(Extracts from a graphics dataset)
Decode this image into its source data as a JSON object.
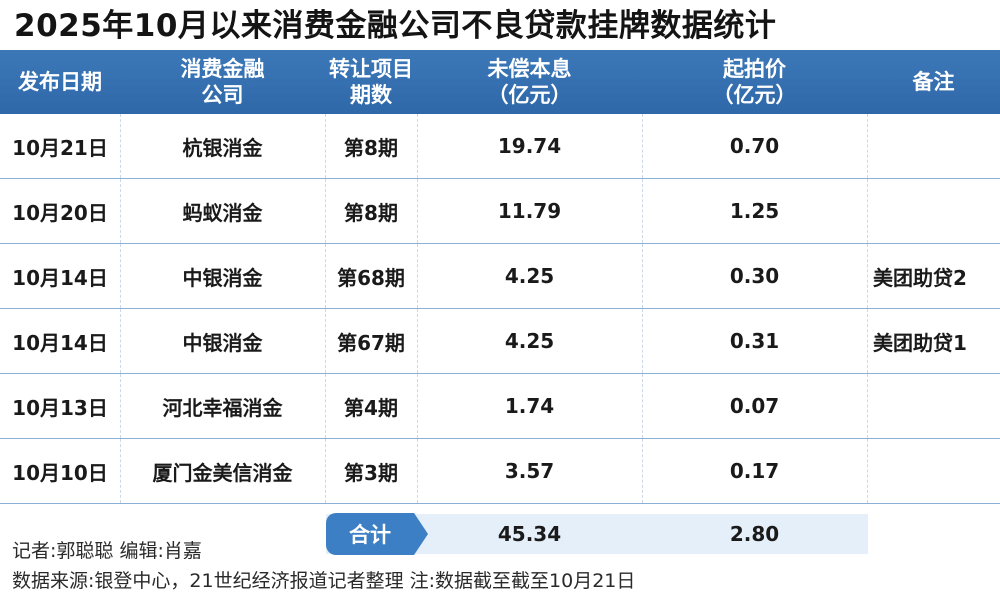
{
  "title": "2025年10月以来消费金融公司不良贷款挂牌数据统计",
  "columns": [
    {
      "line1": "发布日期",
      "line2": ""
    },
    {
      "line1": "消费金融",
      "line2": "公司"
    },
    {
      "line1": "转让项目",
      "line2": "期数"
    },
    {
      "line1": "未偿本息",
      "line2": "（亿元）"
    },
    {
      "line1": "起拍价",
      "line2": "（亿元）"
    },
    {
      "line1": "备注",
      "line2": ""
    }
  ],
  "rows": [
    {
      "date": "10月21日",
      "company": "杭银消金",
      "period": "第8期",
      "principal": "19.74",
      "price": "0.70",
      "note": ""
    },
    {
      "date": "10月20日",
      "company": "蚂蚁消金",
      "period": "第8期",
      "principal": "11.79",
      "price": "1.25",
      "note": ""
    },
    {
      "date": "10月14日",
      "company": "中银消金",
      "period": "第68期",
      "principal": "4.25",
      "price": "0.30",
      "note": "美团助贷2"
    },
    {
      "date": "10月14日",
      "company": "中银消金",
      "period": "第67期",
      "principal": "4.25",
      "price": "0.31",
      "note": "美团助贷1"
    },
    {
      "date": "10月13日",
      "company": "河北幸福消金",
      "period": "第4期",
      "principal": "1.74",
      "price": "0.07",
      "note": ""
    },
    {
      "date": "10月10日",
      "company": "厦门金美信消金",
      "period": "第3期",
      "principal": "3.57",
      "price": "0.17",
      "note": ""
    }
  ],
  "total": {
    "label": "合计",
    "principal": "45.34",
    "price": "2.80"
  },
  "footer": {
    "line1": "记者:郭聪聪  编辑:肖嘉",
    "line2": "数据来源:银登中心，21世纪经济报道记者整理  注:数据截至截至10月21日"
  },
  "colors": {
    "header": "#3472b3",
    "accent": "#3d7fc4",
    "total_bg": "#e5eff9",
    "row_line": "#8ab0d6"
  }
}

- WHAT IS REQUIRED: Drop the images and repeat the data exactly.

- SOLUTION FOR THIS TASK:
Decode this image into its source data as a JSON object.
{
  "title": "2025年10月以来消费金融公司不良贷款挂牌数据统计",
  "columns": [
    {
      "line1": "发布日期",
      "line2": ""
    },
    {
      "line1": "消费金融",
      "line2": "公司"
    },
    {
      "line1": "转让项目",
      "line2": "期数"
    },
    {
      "line1": "未偿本息",
      "line2": "（亿元）"
    },
    {
      "line1": "起拍价",
      "line2": "（亿元）"
    },
    {
      "line1": "备注",
      "line2": ""
    }
  ],
  "rows": [
    {
      "date": "10月21日",
      "company": "杭银消金",
      "period": "第8期",
      "principal": "19.74",
      "price": "0.70",
      "note": ""
    },
    {
      "date": "10月20日",
      "company": "蚂蚁消金",
      "period": "第8期",
      "principal": "11.79",
      "price": "1.25",
      "note": ""
    },
    {
      "date": "10月14日",
      "company": "中银消金",
      "period": "第68期",
      "principal": "4.25",
      "price": "0.30",
      "note": "美团助贷2"
    },
    {
      "date": "10月14日",
      "company": "中银消金",
      "period": "第67期",
      "principal": "4.25",
      "price": "0.31",
      "note": "美团助贷1"
    },
    {
      "date": "10月13日",
      "company": "河北幸福消金",
      "period": "第4期",
      "principal": "1.74",
      "price": "0.07",
      "note": ""
    },
    {
      "date": "10月10日",
      "company": "厦门金美信消金",
      "period": "第3期",
      "principal": "3.57",
      "price": "0.17",
      "note": ""
    }
  ],
  "total": {
    "label": "合计",
    "principal": "45.34",
    "price": "2.80"
  },
  "footer": {
    "line1": "记者:郭聪聪  编辑:肖嘉",
    "line2": "数据来源:银登中心，21世纪经济报道记者整理  注:数据截至截至10月21日"
  },
  "colors": {
    "header": "#3472b3",
    "accent": "#3d7fc4",
    "total_bg": "#e5eff9",
    "row_line": "#8ab0d6"
  }
}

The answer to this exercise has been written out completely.